Material provided:
━━━━━━━━

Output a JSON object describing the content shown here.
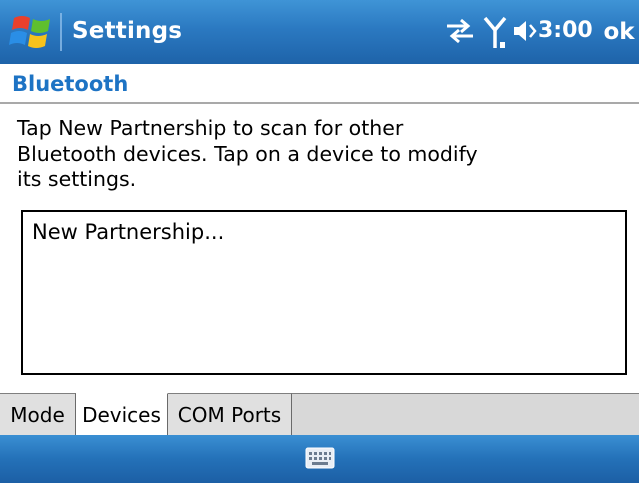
{
  "titlebar": {
    "app_title": "Settings",
    "time": "3:00",
    "ok_label": "ok",
    "icons": [
      "windows-start-icon",
      "connectivity-icon",
      "signal-icon",
      "speaker-icon"
    ]
  },
  "page": {
    "heading": "Bluetooth",
    "instructions": "Tap New Partnership to scan for other\nBluetooth devices. Tap on a device to modify\nits settings."
  },
  "list": {
    "items": [
      "New Partnership..."
    ]
  },
  "tabs": [
    {
      "label": "Mode",
      "active": false
    },
    {
      "label": "Devices",
      "active": true
    },
    {
      "label": "COM Ports",
      "active": false
    }
  ],
  "bottombar": {
    "icons": [
      "keyboard-icon"
    ]
  },
  "colors": {
    "titlebar_blue": "#2b79c1",
    "heading_blue": "#1d73c4"
  }
}
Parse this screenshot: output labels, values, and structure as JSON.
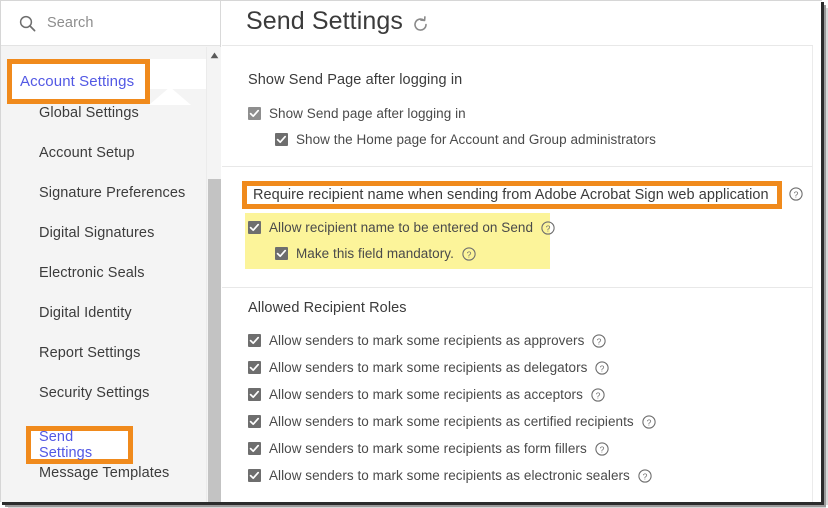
{
  "window": {
    "accent_orange": "#f08a1c",
    "link_blue": "#5258e4",
    "highlight_yellow": "#fcf49a"
  },
  "sidebar": {
    "search": {
      "placeholder": "Search",
      "value": "",
      "icon": "search-icon"
    },
    "group": {
      "label": "Account Settings",
      "expanded": true,
      "chevron_icon": "chevron-up-icon",
      "highlighted": true
    },
    "items": [
      {
        "label": "Global Settings",
        "highlighted": false
      },
      {
        "label": "Account Setup",
        "highlighted": false
      },
      {
        "label": "Signature Preferences",
        "highlighted": false
      },
      {
        "label": "Digital Signatures",
        "highlighted": false
      },
      {
        "label": "Electronic Seals",
        "highlighted": false
      },
      {
        "label": "Digital Identity",
        "highlighted": false
      },
      {
        "label": "Report Settings",
        "highlighted": false
      },
      {
        "label": "Security Settings",
        "highlighted": false
      },
      {
        "label": "Send Settings",
        "highlighted": true
      },
      {
        "label": "Message Templates",
        "highlighted": false
      }
    ],
    "scrollbar": {
      "up_arrow_icon": "caret-up-icon"
    }
  },
  "main": {
    "title": "Send Settings",
    "refresh_icon": "refresh-icon",
    "sections": [
      {
        "heading": "Show Send Page after logging in",
        "options": [
          {
            "label": "Show Send page after logging in",
            "checked": true,
            "help": false
          },
          {
            "label": "Show the Home page for Account and Group administrators",
            "checked": true,
            "help": false
          }
        ]
      },
      {
        "heading": "Require recipient name when sending from Adobe Acrobat Sign web application",
        "heading_highlighted": true,
        "heading_help": true,
        "options": [
          {
            "label": "Allow recipient name to be entered on Send",
            "checked": true,
            "help": true
          },
          {
            "label": "Make this field mandatory.",
            "checked": true,
            "help": true
          }
        ]
      },
      {
        "heading": "Allowed Recipient Roles",
        "options": [
          {
            "label": "Allow senders to mark some recipients as approvers",
            "checked": true,
            "help": true
          },
          {
            "label": "Allow senders to mark some recipients as delegators",
            "checked": true,
            "help": true
          },
          {
            "label": "Allow senders to mark some recipients as acceptors",
            "checked": true,
            "help": true
          },
          {
            "label": "Allow senders to mark some recipients as certified recipients",
            "checked": true,
            "help": true
          },
          {
            "label": "Allow senders to mark some recipients as form fillers",
            "checked": true,
            "help": true
          },
          {
            "label": "Allow senders to mark some recipients as electronic sealers",
            "checked": true,
            "help": true
          }
        ]
      }
    ]
  }
}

━━━━━━━━

Each line of the data should be quoted exactly, with pictures left out.

Output a JSON object describing the content shown here.
{
  "titlebar": {
    "app_title": "Settings",
    "time": "3:00",
    "ok_label": "ok",
    "icons": [
      "windows-start-icon",
      "connectivity-icon",
      "signal-icon",
      "speaker-icon"
    ]
  },
  "page": {
    "heading": "Bluetooth",
    "instructions": "Tap New Partnership to scan for other\nBluetooth devices. Tap on a device to modify\nits settings."
  },
  "list": {
    "items": [
      "New Partnership..."
    ]
  },
  "tabs": [
    {
      "label": "Mode",
      "active": false
    },
    {
      "label": "Devices",
      "active": true
    },
    {
      "label": "COM Ports",
      "active": false
    }
  ],
  "bottombar": {
    "icons": [
      "keyboard-icon"
    ]
  },
  "colors": {
    "titlebar_blue": "#2b79c1",
    "heading_blue": "#1d73c4"
  }
}
Parse this screenshot: output labels, values, and structure as JSON.
{
  "window": {
    "accent_orange": "#f08a1c",
    "link_blue": "#5258e4",
    "highlight_yellow": "#fcf49a"
  },
  "sidebar": {
    "search": {
      "placeholder": "Search",
      "value": "",
      "icon": "search-icon"
    },
    "group": {
      "label": "Account Settings",
      "expanded": true,
      "chevron_icon": "chevron-up-icon",
      "highlighted": true
    },
    "items": [
      {
        "label": "Global Settings",
        "highlighted": false
      },
      {
        "label": "Account Setup",
        "highlighted": false
      },
      {
        "label": "Signature Preferences",
        "highlighted": false
      },
      {
        "label": "Digital Signatures",
        "highlighted": false
      },
      {
        "label": "Electronic Seals",
        "highlighted": false
      },
      {
        "label": "Digital Identity",
        "highlighted": false
      },
      {
        "label": "Report Settings",
        "highlighted": false
      },
      {
        "label": "Security Settings",
        "highlighted": false
      },
      {
        "label": "Send Settings",
        "highlighted": true
      },
      {
        "label": "Message Templates",
        "highlighted": false
      }
    ],
    "scrollbar": {
      "up_arrow_icon": "caret-up-icon"
    }
  },
  "main": {
    "title": "Send Settings",
    "refresh_icon": "refresh-icon",
    "sections": [
      {
        "heading": "Show Send Page after logging in",
        "options": [
          {
            "label": "Show Send page after logging in",
            "checked": true,
            "help": false
          },
          {
            "label": "Show the Home page for Account and Group administrators",
            "checked": true,
            "help": false
          }
        ]
      },
      {
        "heading": "Require recipient name when sending from Adobe Acrobat Sign web application",
        "heading_highlighted": true,
        "heading_help": true,
        "options": [
          {
            "label": "Allow recipient name to be entered on Send",
            "checked": true,
            "help": true
          },
          {
            "label": "Make this field mandatory.",
            "checked": true,
            "help": true
          }
        ]
      },
      {
        "heading": "Allowed Recipient Roles",
        "options": [
          {
            "label": "Allow senders to mark some recipients as approvers",
            "checked": true,
            "help": true
          },
          {
            "label": "Allow senders to mark some recipients as delegators",
            "checked": true,
            "help": true
          },
          {
            "label": "Allow senders to mark some recipients as acceptors",
            "checked": true,
            "help": true
          },
          {
            "label": "Allow senders to mark some recipients as certified recipients",
            "checked": true,
            "help": true
          },
          {
            "label": "Allow senders to mark some recipients as form fillers",
            "checked": true,
            "help": true
          },
          {
            "label": "Allow senders to mark some recipients as electronic sealers",
            "checked": true,
            "help": true
          }
        ]
      }
    ]
  }
}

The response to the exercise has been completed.